● **WHAT YOU NEED TO DO**
From the data that follows, copy every line holding the string "Járása".

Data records
━━━━━━━━━━━━━━━━

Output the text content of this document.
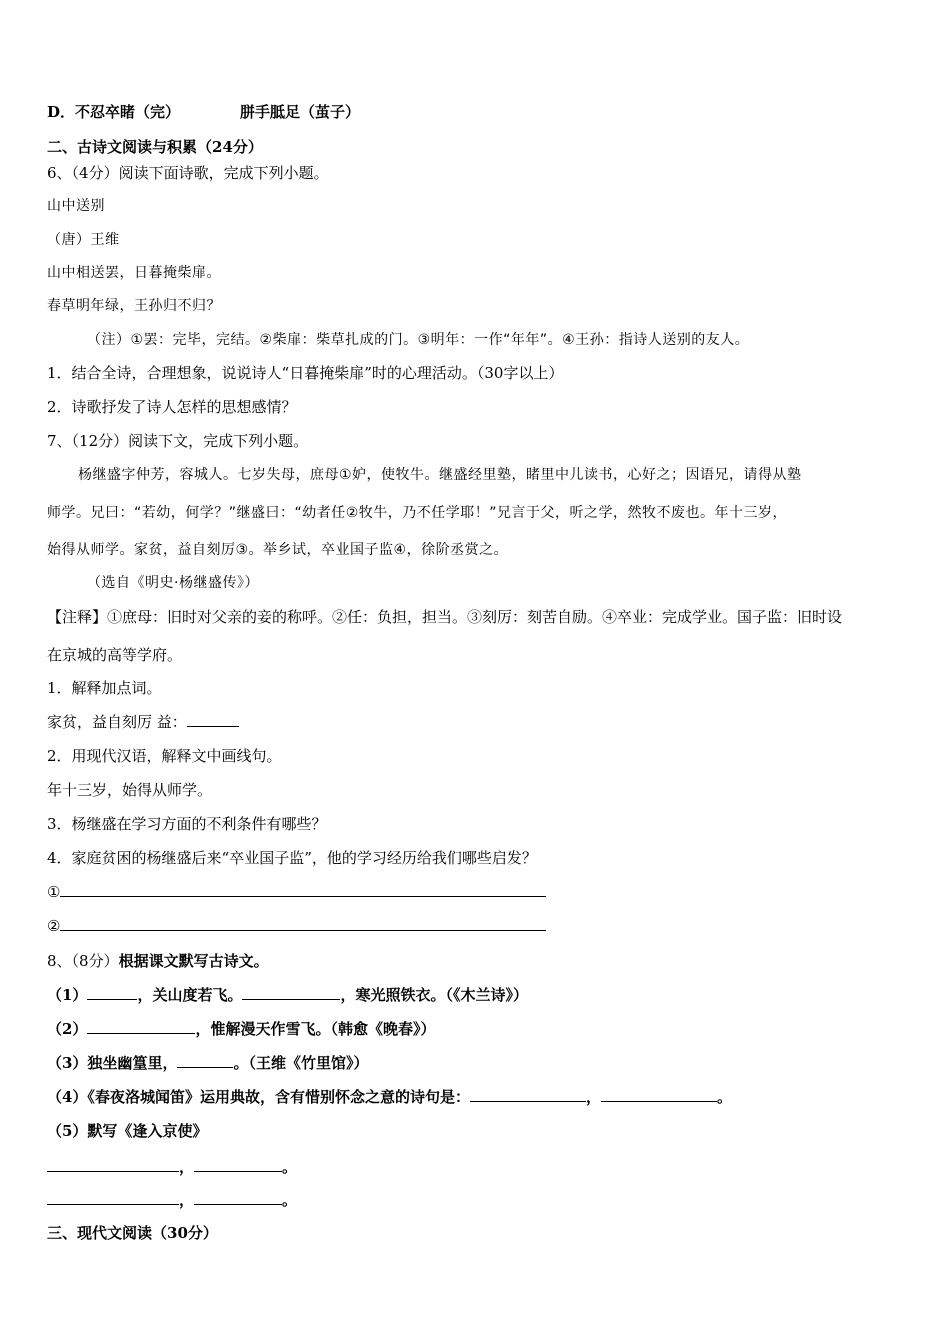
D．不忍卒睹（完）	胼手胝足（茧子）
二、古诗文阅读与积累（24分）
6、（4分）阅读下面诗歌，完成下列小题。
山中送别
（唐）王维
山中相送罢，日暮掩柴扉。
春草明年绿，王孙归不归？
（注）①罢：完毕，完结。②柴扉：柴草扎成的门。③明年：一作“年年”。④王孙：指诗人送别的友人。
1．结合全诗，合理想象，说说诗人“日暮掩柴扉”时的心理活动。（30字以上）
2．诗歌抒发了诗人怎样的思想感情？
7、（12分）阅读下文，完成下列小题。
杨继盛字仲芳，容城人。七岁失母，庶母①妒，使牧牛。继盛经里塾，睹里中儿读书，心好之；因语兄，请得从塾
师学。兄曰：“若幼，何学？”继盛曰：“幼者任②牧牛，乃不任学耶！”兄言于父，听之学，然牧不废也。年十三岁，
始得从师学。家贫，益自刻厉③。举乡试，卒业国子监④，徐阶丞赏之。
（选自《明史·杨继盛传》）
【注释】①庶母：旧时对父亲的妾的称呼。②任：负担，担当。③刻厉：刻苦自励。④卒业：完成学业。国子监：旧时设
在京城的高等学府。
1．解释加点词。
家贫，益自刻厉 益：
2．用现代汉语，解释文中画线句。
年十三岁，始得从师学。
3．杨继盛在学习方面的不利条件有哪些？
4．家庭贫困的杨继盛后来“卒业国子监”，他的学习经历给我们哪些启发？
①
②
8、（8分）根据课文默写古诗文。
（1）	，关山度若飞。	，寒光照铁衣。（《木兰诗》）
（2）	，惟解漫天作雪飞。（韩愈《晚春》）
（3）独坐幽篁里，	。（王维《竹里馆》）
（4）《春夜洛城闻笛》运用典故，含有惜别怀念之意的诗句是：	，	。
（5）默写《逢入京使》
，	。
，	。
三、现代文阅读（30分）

━━━━━━━━━━━━━━━━

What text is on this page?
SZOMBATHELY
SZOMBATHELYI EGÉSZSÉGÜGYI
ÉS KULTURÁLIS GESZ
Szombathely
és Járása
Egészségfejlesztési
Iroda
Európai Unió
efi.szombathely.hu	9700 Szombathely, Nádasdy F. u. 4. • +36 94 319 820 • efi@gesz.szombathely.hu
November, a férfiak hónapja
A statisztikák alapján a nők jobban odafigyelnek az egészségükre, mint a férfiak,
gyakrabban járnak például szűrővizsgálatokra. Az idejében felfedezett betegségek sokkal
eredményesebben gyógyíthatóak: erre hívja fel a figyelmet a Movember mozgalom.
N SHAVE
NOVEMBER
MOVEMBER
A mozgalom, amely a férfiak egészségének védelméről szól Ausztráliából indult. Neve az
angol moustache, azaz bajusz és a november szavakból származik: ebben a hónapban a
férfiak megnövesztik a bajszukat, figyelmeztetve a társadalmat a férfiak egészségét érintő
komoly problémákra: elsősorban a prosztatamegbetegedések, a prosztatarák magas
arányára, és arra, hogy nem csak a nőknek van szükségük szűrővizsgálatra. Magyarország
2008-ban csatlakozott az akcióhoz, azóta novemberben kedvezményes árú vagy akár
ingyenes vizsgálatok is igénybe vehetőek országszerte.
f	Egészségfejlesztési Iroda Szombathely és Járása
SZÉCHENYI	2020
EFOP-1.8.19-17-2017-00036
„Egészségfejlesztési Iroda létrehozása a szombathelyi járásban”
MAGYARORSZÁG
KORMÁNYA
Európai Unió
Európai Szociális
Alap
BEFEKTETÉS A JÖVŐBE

━━━━━━━━━━━━━━━━

● **THE RESPONSE**
és Járása
f	Egészségfejlesztési Iroda Szombathely és Járása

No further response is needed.